*PROBLEM TO SOLVE:* Retype every entry in its entirety, without alteration.

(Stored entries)
• • • • • • •

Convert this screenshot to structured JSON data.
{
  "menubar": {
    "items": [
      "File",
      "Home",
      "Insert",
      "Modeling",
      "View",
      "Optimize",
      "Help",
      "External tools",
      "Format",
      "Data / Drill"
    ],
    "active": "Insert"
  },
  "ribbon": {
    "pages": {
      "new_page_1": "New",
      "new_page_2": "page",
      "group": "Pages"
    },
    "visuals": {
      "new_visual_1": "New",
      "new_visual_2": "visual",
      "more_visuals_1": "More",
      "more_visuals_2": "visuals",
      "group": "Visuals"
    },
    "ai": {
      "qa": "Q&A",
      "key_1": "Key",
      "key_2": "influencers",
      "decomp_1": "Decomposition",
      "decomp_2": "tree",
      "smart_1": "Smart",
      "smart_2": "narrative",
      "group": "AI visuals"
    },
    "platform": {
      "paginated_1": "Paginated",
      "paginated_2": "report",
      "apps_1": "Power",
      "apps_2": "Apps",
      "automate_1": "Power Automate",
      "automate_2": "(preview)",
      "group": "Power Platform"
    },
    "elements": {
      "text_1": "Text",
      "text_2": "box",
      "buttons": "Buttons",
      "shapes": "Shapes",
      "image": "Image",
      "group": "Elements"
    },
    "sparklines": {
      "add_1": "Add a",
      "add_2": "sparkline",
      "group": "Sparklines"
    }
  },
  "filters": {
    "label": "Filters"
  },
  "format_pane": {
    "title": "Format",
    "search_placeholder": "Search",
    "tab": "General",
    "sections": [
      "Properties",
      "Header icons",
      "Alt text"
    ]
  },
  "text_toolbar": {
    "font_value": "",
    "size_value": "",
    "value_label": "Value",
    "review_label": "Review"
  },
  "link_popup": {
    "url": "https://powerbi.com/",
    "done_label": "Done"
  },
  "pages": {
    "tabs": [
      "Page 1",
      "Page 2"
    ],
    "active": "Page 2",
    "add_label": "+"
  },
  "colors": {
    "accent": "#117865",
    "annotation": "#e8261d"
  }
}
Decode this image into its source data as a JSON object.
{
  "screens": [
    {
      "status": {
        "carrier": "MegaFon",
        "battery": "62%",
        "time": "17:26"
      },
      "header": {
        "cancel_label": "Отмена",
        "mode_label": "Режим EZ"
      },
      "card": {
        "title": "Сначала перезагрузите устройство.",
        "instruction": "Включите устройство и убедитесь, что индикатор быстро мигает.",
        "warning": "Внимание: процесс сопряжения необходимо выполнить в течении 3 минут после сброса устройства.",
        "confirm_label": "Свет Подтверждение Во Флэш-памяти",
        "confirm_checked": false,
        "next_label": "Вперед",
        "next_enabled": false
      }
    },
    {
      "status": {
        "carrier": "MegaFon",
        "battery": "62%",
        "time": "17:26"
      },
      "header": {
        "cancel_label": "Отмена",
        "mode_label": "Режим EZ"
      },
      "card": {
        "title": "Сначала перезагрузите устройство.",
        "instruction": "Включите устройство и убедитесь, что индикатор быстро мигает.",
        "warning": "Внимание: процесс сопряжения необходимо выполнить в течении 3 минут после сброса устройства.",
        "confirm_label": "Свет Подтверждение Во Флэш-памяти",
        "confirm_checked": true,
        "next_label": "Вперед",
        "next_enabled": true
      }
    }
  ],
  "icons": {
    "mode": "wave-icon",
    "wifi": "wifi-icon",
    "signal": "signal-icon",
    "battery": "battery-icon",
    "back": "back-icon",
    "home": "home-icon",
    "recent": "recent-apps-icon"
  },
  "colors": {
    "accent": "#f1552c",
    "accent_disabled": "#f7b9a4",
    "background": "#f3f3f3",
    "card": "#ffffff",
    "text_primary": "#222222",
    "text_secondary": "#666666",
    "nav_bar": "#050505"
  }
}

• • • • • • •

*RESPONSE TO THE TASK:*
Convert this screenshot to structured JSON data.
{
  "menubar": {
    "items": [
      "File",
      "Home",
      "Insert",
      "Modeling",
      "View",
      "Optimize",
      "Help",
      "External tools",
      "Format",
      "Data / Drill"
    ],
    "active": "Insert"
  },
  "ribbon": {
    "pages": {
      "new_page_1": "New",
      "new_page_2": "page",
      "group": "Pages"
    },
    "visuals": {
      "new_visual_1": "New",
      "new_visual_2": "visual",
      "more_visuals_1": "More",
      "more_visuals_2": "visuals",
      "group": "Visuals"
    },
    "ai": {
      "qa": "Q&A",
      "key_1": "Key",
      "key_2": "influencers",
      "decomp_1": "Decomposition",
      "decomp_2": "tree",
      "smart_1": "Smart",
      "smart_2": "narrative",
      "group": "AI visuals"
    },
    "platform": {
      "paginated_1": "Paginated",
      "paginated_2": "report",
      "apps_1": "Power",
      "apps_2": "Apps",
      "automate_1": "Power Automate",
      "automate_2": "(preview)",
      "group": "Power Platform"
    },
    "elements": {
      "text_1": "Text",
      "text_2": "box",
      "buttons": "Buttons",
      "shapes": "Shapes",
      "image": "Image",
      "group": "Elements"
    },
    "sparklines": {
      "add_1": "Add a",
      "add_2": "sparkline",
      "group": "Sparklines"
    }
  },
  "filters": {
    "label": "Filters"
  },
  "format_pane": {
    "title": "Format",
    "search_placeholder": "Search",
    "tab": "General",
    "sections": [
      "Properties",
      "Header icons",
      "Alt text"
    ]
  },
  "text_toolbar": {
    "font_value": "",
    "size_value": "",
    "value_label": "Value",
    "review_label": "Review"
  },
  "link_popup": {
    "url": "https://powerbi.com/",
    "done_label": "Done"
  },
  "pages": {
    "tabs": [
      "Page 1",
      "Page 2"
    ],
    "active": "Page 2",
    "add_label": "+"
  },
  "colors": {
    "accent": "#117865",
    "annotation": "#e8261d"
  }
}
Decode this image into its source data as a JSON object.
{
  "screens": [
    {
      "status": {
        "carrier": "MegaFon",
        "battery": "62%",
        "time": "17:26"
      },
      "header": {
        "cancel_label": "Отмена",
        "mode_label": "Режим EZ"
      },
      "card": {
        "title": "Сначала перезагрузите устройство.",
        "instruction": "Включите устройство и убедитесь, что индикатор быстро мигает.",
        "warning": "Внимание: процесс сопряжения необходимо выполнить в течении 3 минут после сброса устройства.",
        "confirm_label": "Свет Подтверждение Во Флэш-памяти",
        "confirm_checked": false,
        "next_label": "Вперед",
        "next_enabled": false
      }
    },
    {
      "status": {
        "carrier": "MegaFon",
        "battery": "62%",
        "time": "17:26"
      },
      "header": {
        "cancel_label": "Отмена",
        "mode_label": "Режим EZ"
      },
      "card": {
        "title": "Сначала перезагрузите устройство.",
        "instruction": "Включите устройство и убедитесь, что индикатор быстро мигает.",
        "warning": "Внимание: процесс сопряжения необходимо выполнить в течении 3 минут после сброса устройства.",
        "confirm_label": "Свет Подтверждение Во Флэш-памяти",
        "confirm_checked": true,
        "next_label": "Вперед",
        "next_enabled": true
      }
    }
  ],
  "icons": {
    "mode": "wave-icon",
    "wifi": "wifi-icon",
    "signal": "signal-icon",
    "battery": "battery-icon",
    "back": "back-icon",
    "home": "home-icon",
    "recent": "recent-apps-icon"
  },
  "colors": {
    "accent": "#f1552c",
    "accent_disabled": "#f7b9a4",
    "background": "#f3f3f3",
    "card": "#ffffff",
    "text_primary": "#222222",
    "text_secondary": "#666666",
    "nav_bar": "#050505"
  }
}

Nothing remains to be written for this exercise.